Records follow. Pull out every line that contains "voitures".

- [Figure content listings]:
--- BEGIN ---

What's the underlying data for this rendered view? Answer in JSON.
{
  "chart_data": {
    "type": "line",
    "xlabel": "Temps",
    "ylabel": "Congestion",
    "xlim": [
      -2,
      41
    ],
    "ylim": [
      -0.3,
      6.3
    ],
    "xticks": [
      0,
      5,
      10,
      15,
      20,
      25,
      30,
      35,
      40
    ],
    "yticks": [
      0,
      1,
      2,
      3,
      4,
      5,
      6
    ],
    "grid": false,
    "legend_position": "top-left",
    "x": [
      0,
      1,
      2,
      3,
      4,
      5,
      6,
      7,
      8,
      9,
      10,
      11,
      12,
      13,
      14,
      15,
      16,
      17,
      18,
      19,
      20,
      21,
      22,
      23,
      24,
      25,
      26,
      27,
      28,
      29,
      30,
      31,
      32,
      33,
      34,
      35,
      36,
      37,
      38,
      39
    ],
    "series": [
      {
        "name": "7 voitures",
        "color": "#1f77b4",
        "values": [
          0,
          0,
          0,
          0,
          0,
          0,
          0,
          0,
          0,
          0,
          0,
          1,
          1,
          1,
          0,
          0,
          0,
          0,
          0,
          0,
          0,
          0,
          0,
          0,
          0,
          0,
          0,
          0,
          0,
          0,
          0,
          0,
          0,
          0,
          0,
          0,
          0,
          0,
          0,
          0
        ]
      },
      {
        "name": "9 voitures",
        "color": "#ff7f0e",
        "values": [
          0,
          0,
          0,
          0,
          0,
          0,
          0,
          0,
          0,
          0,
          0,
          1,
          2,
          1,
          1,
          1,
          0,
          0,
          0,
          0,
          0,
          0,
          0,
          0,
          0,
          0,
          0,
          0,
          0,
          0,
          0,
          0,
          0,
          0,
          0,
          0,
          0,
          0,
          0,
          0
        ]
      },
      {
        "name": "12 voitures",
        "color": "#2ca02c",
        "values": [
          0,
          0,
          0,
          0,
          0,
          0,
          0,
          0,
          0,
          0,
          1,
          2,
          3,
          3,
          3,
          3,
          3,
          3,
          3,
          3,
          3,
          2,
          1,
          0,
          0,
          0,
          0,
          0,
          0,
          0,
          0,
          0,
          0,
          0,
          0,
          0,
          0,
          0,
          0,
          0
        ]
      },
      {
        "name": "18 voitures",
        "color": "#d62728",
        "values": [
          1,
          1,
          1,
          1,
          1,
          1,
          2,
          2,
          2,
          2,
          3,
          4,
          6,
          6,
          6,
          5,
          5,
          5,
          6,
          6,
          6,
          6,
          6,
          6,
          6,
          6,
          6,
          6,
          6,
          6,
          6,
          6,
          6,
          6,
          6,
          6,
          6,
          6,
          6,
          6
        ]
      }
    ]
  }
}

--- END ---

- [Solution]:
        "name": "7 voitures",
        "name": "9 voitures",
        "name": "12 voitures",
        "name": "18 voitures",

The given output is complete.